SUMMARY OF THE INVENTION

The present invention is intended to achieve the aforementioned object. Accordingly, it is a specific object of the invention to provide a hair removal apparatus having a plurality of extractors which can treat an increased epilation area yet preventing a reduction in epilation efficiency.
According to an aspect of the invention, a hair removal apparatus comprises a plurality of extractors each of which rotates on a first rotary axis extending in a direction generally parallel to a skin surface during epilation, each of the extractors having a tweezing mechanism for grasping hairs, and a driver for turning each of the extractors on a second rotary axis which is kept generally perpendicular to the skin surface. The plurality of extractors are configured to protrude and retract in a direction generally perpendicular to the skin surface independently of one another, and the hair removal apparatus pulls the grasped hairs out of the skin surface when moved with the extractors held in contact with the skin surface.
These and other objects, features and advantages of the invention will become more apparent upon a reading of the following detailed description in conjunction with the accompanying drawings.

BRIEF DESCRIPTION OF THE DRAWINGS

FIG. 1 is a perspective view of a hair removal apparatus according to a preferred embodiment of the invention;
FIG. 2 is a side view of the hair removal apparatus shown in FIG. 1;
FIG. 3 is an exploded perspective view of the hair removal apparatus shown in FIG. 1;
FIG. 4 is a cross-sectional view of the hair removal apparatus taken along lines IV-IV shown in FIG. 1;
FIG. 5 is a cross-sectional view of the hair removal apparatus taken along lines V-V shown in FIG. 4;
FIG. 6 is a perspective view of a plucking roller of one of epilation units shown in FIG. 4;
FIG. 7 is a perspective view showing how motive power is transmitted by a first motive power transmission mechanism of the hair removal apparatus;
FIG. 8 is a perspective view showing how the motive power is transmitted by a second motive power transmission mechanism of the hair removal apparatus;
FIG. 9 is a side view showing the epilation units under normal conditions;
FIG. 10 is a side view showing the epilation units under floated conditions; and
FIG. 11 is a cross-sectional view corresponding to FIG. 4 showing one of the epilation units under the floated conditions.

Tasks to carry out:
(a) Rewrite the part of the hair removal patent excerpt that opens with the words "SUMMARY OF THE" and closes with "in epilation efficiency.", swapping "extractors" for "pluckers".
(b) Please carry on the hair removal patent excerpt from the point where it stops.
The rows after this point are separate material, unrelated to the hair removal patent excerpt.

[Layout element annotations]
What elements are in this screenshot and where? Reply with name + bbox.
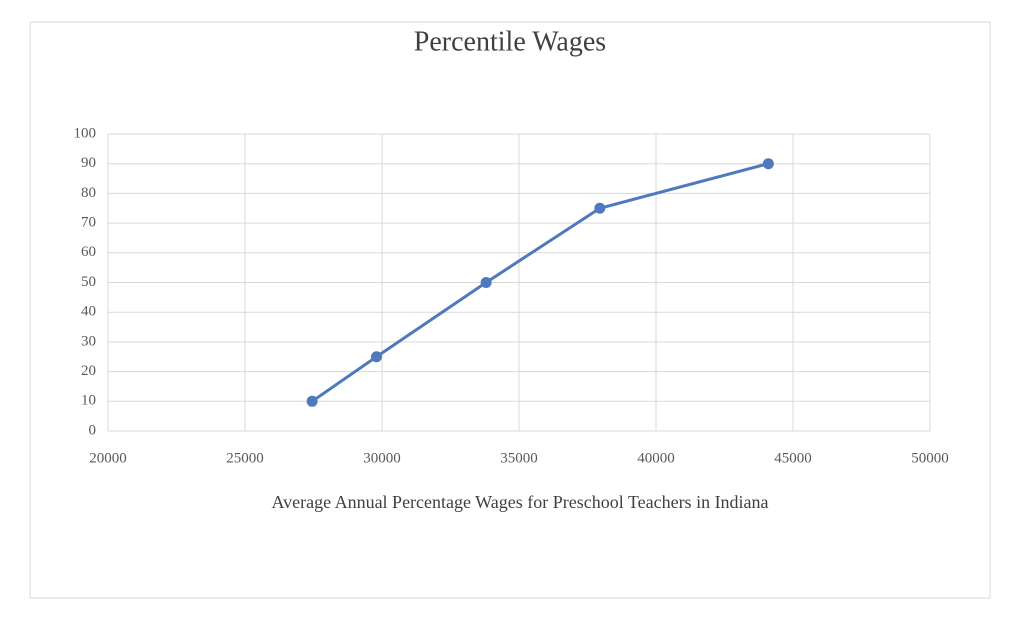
y-tick-label: 80 [81,185,96,201]
x-tick-label: 45000 [774,450,812,466]
y-tick-label: 60 [81,244,96,260]
y-tick-label: 100 [74,125,97,141]
y-tick-label: 0 [89,422,97,438]
y-tick-label: 50 [81,274,96,290]
data-point [306,395,318,407]
y-tick-label: 30 [81,333,96,349]
x-tick-label: 25000 [226,450,264,466]
y-tick-label: 70 [81,215,96,231]
x-tick-label: 35000 [500,450,538,466]
y-tick-label: 40 [81,304,96,320]
data-point [480,277,492,288]
x-tick-label: 40000 [637,450,675,466]
data-point [594,202,606,214]
y-tick-label: 20 [81,363,96,379]
data-point [762,158,774,170]
chart-frame [29,21,991,599]
x-tick-label: 50000 [911,450,949,466]
data-point [371,351,383,363]
y-tick-label: 10 [81,393,96,409]
x-tick-label: 20000 [89,450,127,466]
x-axis-label: Average Annual Percentage Wages for Pres… [271,492,769,512]
x-tick-label: 30000 [363,450,401,466]
chart-title: Percentile Wages [414,26,606,57]
y-tick-label: 90 [81,155,96,171]
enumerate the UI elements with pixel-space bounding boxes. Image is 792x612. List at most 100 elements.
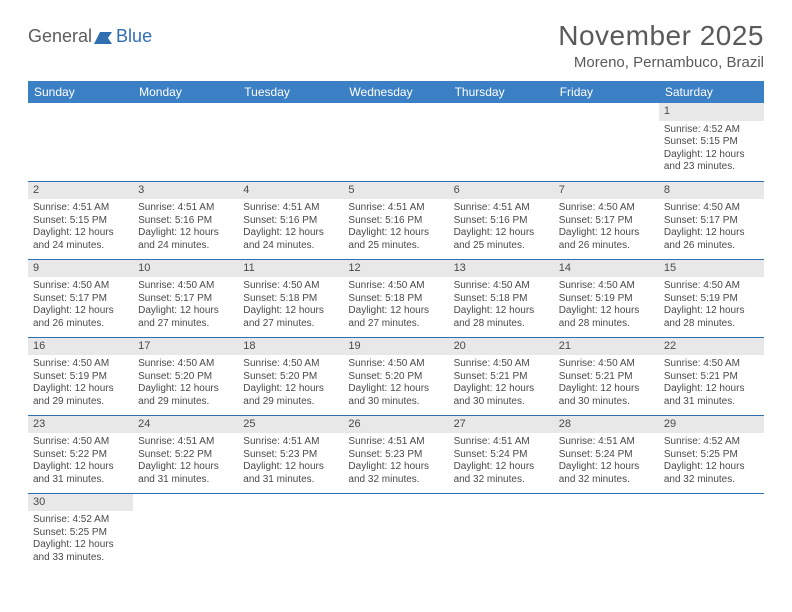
- day-number: 15: [659, 260, 764, 278]
- daylight-line: and 32 minutes.: [664, 474, 759, 487]
- sunset-line: Sunset: 5:15 PM: [664, 136, 759, 149]
- day-details: Sunrise: 4:52 AMSunset: 5:25 PMDaylight:…: [28, 511, 133, 566]
- calendar-empty-cell: [659, 493, 764, 571]
- daylight-line: Daylight: 12 hours: [33, 383, 128, 396]
- calendar-empty-cell: [133, 103, 238, 181]
- day-details: Sunrise: 4:51 AMSunset: 5:23 PMDaylight:…: [343, 433, 448, 488]
- calendar-day-cell: 30Sunrise: 4:52 AMSunset: 5:25 PMDayligh…: [28, 493, 133, 571]
- day-details: Sunrise: 4:50 AMSunset: 5:21 PMDaylight:…: [449, 355, 554, 410]
- sunset-line: Sunset: 5:16 PM: [138, 215, 233, 228]
- day-details: Sunrise: 4:50 AMSunset: 5:18 PMDaylight:…: [449, 277, 554, 332]
- daylight-line: Daylight: 12 hours: [348, 383, 443, 396]
- day-number: 2: [28, 182, 133, 200]
- day-number: 8: [659, 182, 764, 200]
- sunset-line: Sunset: 5:18 PM: [348, 293, 443, 306]
- calendar-day-cell: 19Sunrise: 4:50 AMSunset: 5:20 PMDayligh…: [343, 337, 448, 415]
- daylight-line: and 24 minutes.: [243, 240, 338, 253]
- daylight-line: Daylight: 12 hours: [138, 227, 233, 240]
- sunrise-line: Sunrise: 4:50 AM: [33, 358, 128, 371]
- daylight-line: Daylight: 12 hours: [559, 461, 654, 474]
- day-details: Sunrise: 4:51 AMSunset: 5:24 PMDaylight:…: [449, 433, 554, 488]
- daylight-line: Daylight: 12 hours: [454, 383, 549, 396]
- day-details: Sunrise: 4:51 AMSunset: 5:24 PMDaylight:…: [554, 433, 659, 488]
- day-number: 5: [343, 182, 448, 200]
- daylight-line: and 33 minutes.: [33, 552, 128, 565]
- day-details: Sunrise: 4:51 AMSunset: 5:16 PMDaylight:…: [133, 199, 238, 254]
- sunset-line: Sunset: 5:19 PM: [664, 293, 759, 306]
- daylight-line: and 32 minutes.: [348, 474, 443, 487]
- daylight-line: Daylight: 12 hours: [664, 227, 759, 240]
- daylight-line: Daylight: 12 hours: [243, 461, 338, 474]
- logo-text-blue: Blue: [116, 26, 152, 47]
- calendar-day-cell: 28Sunrise: 4:51 AMSunset: 5:24 PMDayligh…: [554, 415, 659, 493]
- sunset-line: Sunset: 5:17 PM: [33, 293, 128, 306]
- sunset-line: Sunset: 5:21 PM: [664, 371, 759, 384]
- sunset-line: Sunset: 5:15 PM: [33, 215, 128, 228]
- daylight-line: and 32 minutes.: [559, 474, 654, 487]
- day-number: 6: [449, 182, 554, 200]
- calendar-day-cell: 9Sunrise: 4:50 AMSunset: 5:17 PMDaylight…: [28, 259, 133, 337]
- calendar-empty-cell: [343, 103, 448, 181]
- daylight-line: and 30 minutes.: [348, 396, 443, 409]
- sunrise-line: Sunrise: 4:52 AM: [33, 514, 128, 527]
- day-details: Sunrise: 4:50 AMSunset: 5:19 PMDaylight:…: [28, 355, 133, 410]
- daylight-line: and 29 minutes.: [33, 396, 128, 409]
- sunset-line: Sunset: 5:23 PM: [348, 449, 443, 462]
- sunset-line: Sunset: 5:16 PM: [348, 215, 443, 228]
- calendar-empty-cell: [343, 493, 448, 571]
- calendar-day-cell: 5Sunrise: 4:51 AMSunset: 5:16 PMDaylight…: [343, 181, 448, 259]
- daylight-line: and 31 minutes.: [243, 474, 338, 487]
- calendar-day-cell: 3Sunrise: 4:51 AMSunset: 5:16 PMDaylight…: [133, 181, 238, 259]
- weekday-header-row: SundayMondayTuesdayWednesdayThursdayFrid…: [28, 81, 764, 103]
- day-number: 12: [343, 260, 448, 278]
- daylight-line: Daylight: 12 hours: [454, 305, 549, 318]
- calendar-day-cell: 16Sunrise: 4:50 AMSunset: 5:19 PMDayligh…: [28, 337, 133, 415]
- calendar-week-row: 9Sunrise: 4:50 AMSunset: 5:17 PMDaylight…: [28, 259, 764, 337]
- sunset-line: Sunset: 5:20 PM: [243, 371, 338, 384]
- calendar-day-cell: 20Sunrise: 4:50 AMSunset: 5:21 PMDayligh…: [449, 337, 554, 415]
- sunrise-line: Sunrise: 4:50 AM: [664, 202, 759, 215]
- sunset-line: Sunset: 5:20 PM: [348, 371, 443, 384]
- sunset-line: Sunset: 5:19 PM: [33, 371, 128, 384]
- daylight-line: Daylight: 12 hours: [559, 305, 654, 318]
- sunset-line: Sunset: 5:18 PM: [454, 293, 549, 306]
- day-details: Sunrise: 4:50 AMSunset: 5:18 PMDaylight:…: [343, 277, 448, 332]
- daylight-line: and 27 minutes.: [243, 318, 338, 331]
- calendar-day-cell: 29Sunrise: 4:52 AMSunset: 5:25 PMDayligh…: [659, 415, 764, 493]
- daylight-line: Daylight: 12 hours: [559, 383, 654, 396]
- day-number: 28: [554, 416, 659, 434]
- calendar-day-cell: 4Sunrise: 4:51 AMSunset: 5:16 PMDaylight…: [238, 181, 343, 259]
- sunrise-line: Sunrise: 4:51 AM: [348, 202, 443, 215]
- calendar-empty-cell: [238, 103, 343, 181]
- calendar-empty-cell: [449, 103, 554, 181]
- sunset-line: Sunset: 5:16 PM: [243, 215, 338, 228]
- daylight-line: Daylight: 12 hours: [348, 461, 443, 474]
- daylight-line: and 28 minutes.: [454, 318, 549, 331]
- sunrise-line: Sunrise: 4:52 AM: [664, 436, 759, 449]
- sunset-line: Sunset: 5:16 PM: [454, 215, 549, 228]
- daylight-line: and 25 minutes.: [454, 240, 549, 253]
- sunrise-line: Sunrise: 4:50 AM: [348, 358, 443, 371]
- day-number: 17: [133, 338, 238, 356]
- day-number: 1: [659, 103, 764, 121]
- logo: General Blue: [28, 26, 152, 47]
- sunrise-line: Sunrise: 4:50 AM: [559, 202, 654, 215]
- day-number: 21: [554, 338, 659, 356]
- daylight-line: Daylight: 12 hours: [138, 305, 233, 318]
- daylight-line: Daylight: 12 hours: [348, 227, 443, 240]
- sunset-line: Sunset: 5:22 PM: [33, 449, 128, 462]
- day-details: Sunrise: 4:50 AMSunset: 5:19 PMDaylight:…: [659, 277, 764, 332]
- logo-text-general: General: [28, 26, 92, 47]
- sunrise-line: Sunrise: 4:50 AM: [138, 280, 233, 293]
- day-details: Sunrise: 4:51 AMSunset: 5:23 PMDaylight:…: [238, 433, 343, 488]
- day-number: 29: [659, 416, 764, 434]
- title-block: November 2025 Moreno, Pernambuco, Brazil: [558, 20, 764, 71]
- day-details: Sunrise: 4:51 AMSunset: 5:16 PMDaylight:…: [343, 199, 448, 254]
- daylight-line: and 29 minutes.: [138, 396, 233, 409]
- daylight-line: Daylight: 12 hours: [664, 305, 759, 318]
- flag-icon: [94, 30, 114, 44]
- day-number: 16: [28, 338, 133, 356]
- daylight-line: and 23 minutes.: [664, 161, 759, 174]
- calendar-day-cell: 6Sunrise: 4:51 AMSunset: 5:16 PMDaylight…: [449, 181, 554, 259]
- calendar-day-cell: 18Sunrise: 4:50 AMSunset: 5:20 PMDayligh…: [238, 337, 343, 415]
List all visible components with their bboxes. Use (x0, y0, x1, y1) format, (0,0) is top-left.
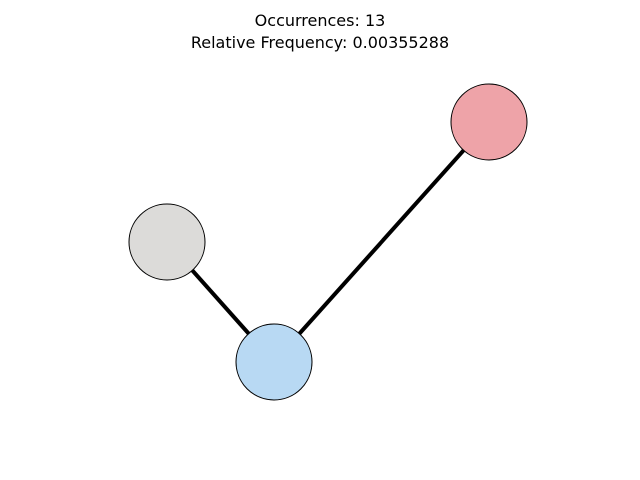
edge-blue-red (272, 120, 491, 364)
occurrences-title: Occurrences: 13 (254, 11, 386, 30)
relative-frequency-title: Relative Frequency: 0.00355288 (190, 33, 450, 52)
node-blue (235, 323, 313, 401)
node-gray (128, 203, 206, 281)
node-red (450, 83, 528, 161)
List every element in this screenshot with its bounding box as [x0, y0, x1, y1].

The responses:
(a)
SUMMARY OF THE INVENTION

The present invention is intended to achieve the aforementioned object. Accordingly, it is a specific object of the invention to provide a hair removal apparatus having a plurality of pluckers which can treat an increased epilation area yet preventing a reduction in epilation efficiency.

(b)
DETAILED DESCRIPTION OF THE PREFERRED EMBODIMENT OF THE INVENTION

A preferred embodiment of the invention is now described in detail with reference to the accompanying drawings.
FIGS. 1 and 2 are a perspective view and a side view of a hair removal apparatus 100 according to a preferred embodiment of the invention, respectively, and FIG. 3 is an exploded perspective view of the hair removal apparatus 100 shown in FIG. 1. FIGS. 4 and 5 are cross-sectional views of the hair removal apparatus 100, and FIG. 6 is a perspective view of a plucking roller 21 of one of epilation units 1. FIGS. 7 and 8 are perspective views showing how motive power is generated and transmitted for driving the hair removal apparatus 100 and FIGS. 9 and 10 are side views showing the epilation units 1 under normal conditions and floated conditions, respectively. FIG. 11 is a cross-sectional view corresponding to FIG. 4 showing the epilation unit 1 under the floated conditions.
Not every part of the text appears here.